◆ Task data:
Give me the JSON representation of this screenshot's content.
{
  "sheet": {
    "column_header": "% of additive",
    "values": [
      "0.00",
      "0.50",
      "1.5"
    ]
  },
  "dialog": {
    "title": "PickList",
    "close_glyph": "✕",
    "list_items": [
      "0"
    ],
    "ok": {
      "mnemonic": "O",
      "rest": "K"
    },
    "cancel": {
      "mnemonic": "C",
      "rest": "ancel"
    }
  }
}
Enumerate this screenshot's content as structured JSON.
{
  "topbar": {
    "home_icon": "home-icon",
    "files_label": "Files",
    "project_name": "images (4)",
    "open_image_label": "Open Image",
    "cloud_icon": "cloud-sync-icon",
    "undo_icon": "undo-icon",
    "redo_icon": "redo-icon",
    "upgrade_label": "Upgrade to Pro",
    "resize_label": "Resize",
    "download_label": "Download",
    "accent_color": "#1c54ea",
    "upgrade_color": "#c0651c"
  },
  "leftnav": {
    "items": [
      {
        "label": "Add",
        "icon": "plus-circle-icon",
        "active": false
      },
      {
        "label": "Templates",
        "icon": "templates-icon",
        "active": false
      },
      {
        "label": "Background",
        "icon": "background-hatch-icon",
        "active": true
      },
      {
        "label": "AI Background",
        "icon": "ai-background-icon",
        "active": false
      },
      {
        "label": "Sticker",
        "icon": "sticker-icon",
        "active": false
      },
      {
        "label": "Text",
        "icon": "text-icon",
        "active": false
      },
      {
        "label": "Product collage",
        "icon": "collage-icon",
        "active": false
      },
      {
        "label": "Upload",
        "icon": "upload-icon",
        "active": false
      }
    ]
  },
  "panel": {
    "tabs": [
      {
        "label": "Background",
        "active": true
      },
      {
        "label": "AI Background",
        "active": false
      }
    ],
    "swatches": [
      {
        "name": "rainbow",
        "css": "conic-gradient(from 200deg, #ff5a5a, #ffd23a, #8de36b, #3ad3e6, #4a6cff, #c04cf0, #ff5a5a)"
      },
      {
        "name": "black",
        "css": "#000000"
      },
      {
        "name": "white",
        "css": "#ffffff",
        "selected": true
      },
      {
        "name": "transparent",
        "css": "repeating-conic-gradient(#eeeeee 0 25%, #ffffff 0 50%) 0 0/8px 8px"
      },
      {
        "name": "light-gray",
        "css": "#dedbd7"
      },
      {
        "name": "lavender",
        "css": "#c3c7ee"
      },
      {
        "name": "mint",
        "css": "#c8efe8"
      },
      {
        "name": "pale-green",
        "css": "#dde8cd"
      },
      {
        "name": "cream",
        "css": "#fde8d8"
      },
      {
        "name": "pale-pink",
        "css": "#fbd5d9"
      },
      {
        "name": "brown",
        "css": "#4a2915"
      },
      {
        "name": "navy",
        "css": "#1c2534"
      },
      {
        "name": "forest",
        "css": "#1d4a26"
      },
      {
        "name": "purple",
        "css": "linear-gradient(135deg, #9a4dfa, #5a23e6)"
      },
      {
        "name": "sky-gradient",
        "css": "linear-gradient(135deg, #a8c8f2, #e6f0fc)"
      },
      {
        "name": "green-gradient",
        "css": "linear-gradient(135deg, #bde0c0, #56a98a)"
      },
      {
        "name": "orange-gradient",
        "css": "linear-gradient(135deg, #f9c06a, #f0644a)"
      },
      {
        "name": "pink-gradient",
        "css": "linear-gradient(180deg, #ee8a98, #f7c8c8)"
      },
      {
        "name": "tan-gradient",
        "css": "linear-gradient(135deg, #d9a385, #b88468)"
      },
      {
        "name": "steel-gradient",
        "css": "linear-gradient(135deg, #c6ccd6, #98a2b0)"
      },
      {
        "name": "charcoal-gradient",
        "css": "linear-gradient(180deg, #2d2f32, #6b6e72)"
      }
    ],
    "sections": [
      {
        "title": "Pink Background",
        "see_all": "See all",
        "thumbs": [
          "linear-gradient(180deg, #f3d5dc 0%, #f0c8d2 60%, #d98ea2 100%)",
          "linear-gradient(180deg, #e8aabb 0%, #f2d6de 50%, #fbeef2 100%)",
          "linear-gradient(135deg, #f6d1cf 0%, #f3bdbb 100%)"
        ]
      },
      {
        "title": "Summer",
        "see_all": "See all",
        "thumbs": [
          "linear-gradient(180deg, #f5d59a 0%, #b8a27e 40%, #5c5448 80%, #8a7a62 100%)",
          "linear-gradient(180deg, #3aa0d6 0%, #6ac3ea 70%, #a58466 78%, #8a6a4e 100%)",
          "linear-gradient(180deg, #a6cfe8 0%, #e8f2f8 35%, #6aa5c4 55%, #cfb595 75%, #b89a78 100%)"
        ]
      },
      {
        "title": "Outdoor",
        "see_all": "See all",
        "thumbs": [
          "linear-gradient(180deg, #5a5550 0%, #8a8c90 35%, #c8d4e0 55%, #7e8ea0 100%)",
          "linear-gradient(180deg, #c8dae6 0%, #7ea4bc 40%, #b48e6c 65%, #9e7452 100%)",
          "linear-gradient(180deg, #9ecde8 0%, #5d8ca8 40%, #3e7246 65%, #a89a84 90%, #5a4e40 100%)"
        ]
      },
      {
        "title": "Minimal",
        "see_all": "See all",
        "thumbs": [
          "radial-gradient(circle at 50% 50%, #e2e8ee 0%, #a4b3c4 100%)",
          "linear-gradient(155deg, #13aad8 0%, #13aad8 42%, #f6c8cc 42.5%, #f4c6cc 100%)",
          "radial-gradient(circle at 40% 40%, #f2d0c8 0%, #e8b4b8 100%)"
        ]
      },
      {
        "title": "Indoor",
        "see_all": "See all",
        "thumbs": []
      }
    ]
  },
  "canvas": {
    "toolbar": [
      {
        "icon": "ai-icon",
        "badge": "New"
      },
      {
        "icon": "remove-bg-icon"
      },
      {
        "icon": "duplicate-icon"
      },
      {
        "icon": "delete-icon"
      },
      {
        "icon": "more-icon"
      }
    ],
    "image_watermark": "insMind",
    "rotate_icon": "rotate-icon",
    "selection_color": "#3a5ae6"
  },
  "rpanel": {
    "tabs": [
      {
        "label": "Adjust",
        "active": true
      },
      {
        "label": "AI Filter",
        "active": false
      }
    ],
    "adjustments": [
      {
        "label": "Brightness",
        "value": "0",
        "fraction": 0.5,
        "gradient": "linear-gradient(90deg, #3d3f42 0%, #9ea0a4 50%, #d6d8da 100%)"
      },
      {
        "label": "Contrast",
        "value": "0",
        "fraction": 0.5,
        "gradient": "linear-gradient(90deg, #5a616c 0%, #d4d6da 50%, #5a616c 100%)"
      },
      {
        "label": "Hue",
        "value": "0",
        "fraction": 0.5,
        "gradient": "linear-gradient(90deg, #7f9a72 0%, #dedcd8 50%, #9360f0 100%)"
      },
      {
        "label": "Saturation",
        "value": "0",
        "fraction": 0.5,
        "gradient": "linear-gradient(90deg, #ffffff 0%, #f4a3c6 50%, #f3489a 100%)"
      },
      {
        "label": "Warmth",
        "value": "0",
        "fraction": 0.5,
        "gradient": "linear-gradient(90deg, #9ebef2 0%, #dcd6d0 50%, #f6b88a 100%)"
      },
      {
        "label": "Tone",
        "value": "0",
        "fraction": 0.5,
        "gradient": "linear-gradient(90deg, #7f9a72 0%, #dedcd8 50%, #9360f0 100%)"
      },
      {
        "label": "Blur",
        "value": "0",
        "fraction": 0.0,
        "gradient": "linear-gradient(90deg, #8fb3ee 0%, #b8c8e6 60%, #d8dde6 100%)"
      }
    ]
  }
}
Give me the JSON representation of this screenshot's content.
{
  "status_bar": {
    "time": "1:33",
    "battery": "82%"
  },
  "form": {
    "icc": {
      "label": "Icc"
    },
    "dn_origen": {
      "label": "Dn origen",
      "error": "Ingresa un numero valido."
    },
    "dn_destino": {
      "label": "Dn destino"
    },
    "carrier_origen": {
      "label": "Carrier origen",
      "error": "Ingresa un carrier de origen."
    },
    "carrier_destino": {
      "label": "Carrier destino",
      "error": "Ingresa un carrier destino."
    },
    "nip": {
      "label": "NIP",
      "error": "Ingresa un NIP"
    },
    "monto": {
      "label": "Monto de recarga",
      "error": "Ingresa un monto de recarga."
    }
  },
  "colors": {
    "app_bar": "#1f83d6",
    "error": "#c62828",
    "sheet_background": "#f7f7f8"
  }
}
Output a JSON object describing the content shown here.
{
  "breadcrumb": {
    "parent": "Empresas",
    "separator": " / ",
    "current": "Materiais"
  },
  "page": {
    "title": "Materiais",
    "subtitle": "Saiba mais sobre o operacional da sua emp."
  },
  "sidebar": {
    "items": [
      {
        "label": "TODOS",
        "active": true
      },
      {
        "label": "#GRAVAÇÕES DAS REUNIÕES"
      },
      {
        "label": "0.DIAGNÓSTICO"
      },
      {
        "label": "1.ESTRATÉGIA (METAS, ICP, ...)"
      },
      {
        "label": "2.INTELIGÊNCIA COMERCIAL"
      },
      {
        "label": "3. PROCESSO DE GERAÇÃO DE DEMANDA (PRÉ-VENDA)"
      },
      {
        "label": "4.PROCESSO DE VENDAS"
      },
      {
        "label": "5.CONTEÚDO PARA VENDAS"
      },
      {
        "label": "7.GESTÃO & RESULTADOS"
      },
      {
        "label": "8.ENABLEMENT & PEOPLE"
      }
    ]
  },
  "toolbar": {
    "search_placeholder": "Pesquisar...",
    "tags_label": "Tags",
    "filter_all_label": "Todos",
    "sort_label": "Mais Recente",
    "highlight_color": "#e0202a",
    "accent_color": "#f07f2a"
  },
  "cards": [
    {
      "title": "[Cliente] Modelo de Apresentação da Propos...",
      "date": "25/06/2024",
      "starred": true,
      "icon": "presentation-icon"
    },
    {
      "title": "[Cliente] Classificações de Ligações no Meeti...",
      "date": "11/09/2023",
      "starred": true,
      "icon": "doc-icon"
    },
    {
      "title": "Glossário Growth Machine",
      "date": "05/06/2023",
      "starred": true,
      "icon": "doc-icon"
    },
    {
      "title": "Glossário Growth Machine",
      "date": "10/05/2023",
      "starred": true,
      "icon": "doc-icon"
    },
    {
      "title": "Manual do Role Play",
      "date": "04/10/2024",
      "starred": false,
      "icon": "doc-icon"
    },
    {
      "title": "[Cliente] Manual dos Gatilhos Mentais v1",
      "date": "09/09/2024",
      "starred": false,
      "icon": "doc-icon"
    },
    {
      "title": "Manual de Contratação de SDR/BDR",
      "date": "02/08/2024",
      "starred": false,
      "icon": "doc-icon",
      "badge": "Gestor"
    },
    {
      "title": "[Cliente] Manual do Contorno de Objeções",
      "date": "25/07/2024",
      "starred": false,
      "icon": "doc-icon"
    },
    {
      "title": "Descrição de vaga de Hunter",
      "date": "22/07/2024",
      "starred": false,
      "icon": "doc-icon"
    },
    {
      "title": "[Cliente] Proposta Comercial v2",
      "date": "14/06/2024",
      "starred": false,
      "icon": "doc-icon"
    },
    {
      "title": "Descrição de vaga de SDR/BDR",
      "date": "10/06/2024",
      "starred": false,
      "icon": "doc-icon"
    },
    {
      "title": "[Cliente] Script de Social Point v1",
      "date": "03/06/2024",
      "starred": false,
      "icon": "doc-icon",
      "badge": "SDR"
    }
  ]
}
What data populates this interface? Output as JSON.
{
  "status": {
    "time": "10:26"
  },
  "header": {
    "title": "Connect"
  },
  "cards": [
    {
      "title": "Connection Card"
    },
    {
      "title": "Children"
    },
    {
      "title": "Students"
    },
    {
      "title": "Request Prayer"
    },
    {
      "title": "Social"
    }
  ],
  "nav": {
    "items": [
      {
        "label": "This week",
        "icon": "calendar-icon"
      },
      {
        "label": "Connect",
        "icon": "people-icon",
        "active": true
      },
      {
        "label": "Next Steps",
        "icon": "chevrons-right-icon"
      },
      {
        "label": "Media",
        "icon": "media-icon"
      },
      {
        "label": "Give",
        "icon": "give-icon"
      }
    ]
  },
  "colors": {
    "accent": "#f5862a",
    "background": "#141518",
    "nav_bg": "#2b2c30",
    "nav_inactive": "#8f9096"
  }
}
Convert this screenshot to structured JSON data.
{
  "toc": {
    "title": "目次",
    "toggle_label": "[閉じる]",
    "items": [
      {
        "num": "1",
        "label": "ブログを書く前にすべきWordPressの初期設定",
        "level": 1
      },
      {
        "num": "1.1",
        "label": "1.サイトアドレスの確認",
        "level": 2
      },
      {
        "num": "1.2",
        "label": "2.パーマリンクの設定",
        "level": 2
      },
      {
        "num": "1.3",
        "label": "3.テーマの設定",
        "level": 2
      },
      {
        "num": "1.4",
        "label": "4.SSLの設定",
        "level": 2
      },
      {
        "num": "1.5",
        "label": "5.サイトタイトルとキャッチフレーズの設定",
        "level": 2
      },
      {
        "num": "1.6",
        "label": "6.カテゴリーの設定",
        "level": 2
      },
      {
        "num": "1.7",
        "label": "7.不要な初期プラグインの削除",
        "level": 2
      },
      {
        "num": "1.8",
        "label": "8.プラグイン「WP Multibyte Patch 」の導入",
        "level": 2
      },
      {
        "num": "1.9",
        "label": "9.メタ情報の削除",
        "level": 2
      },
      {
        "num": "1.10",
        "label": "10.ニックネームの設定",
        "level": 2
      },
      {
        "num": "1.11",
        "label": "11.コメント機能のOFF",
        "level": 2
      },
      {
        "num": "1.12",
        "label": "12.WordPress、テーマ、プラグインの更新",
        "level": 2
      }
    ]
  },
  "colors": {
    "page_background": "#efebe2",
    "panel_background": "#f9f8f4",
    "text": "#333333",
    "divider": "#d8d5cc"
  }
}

◆ Instruction:
Check every line of the data, and copy the ones that contain "Output".

◆ Exercise answer:
Output a JSON object describing the content shown here.
What data populates this interface? Output as JSON.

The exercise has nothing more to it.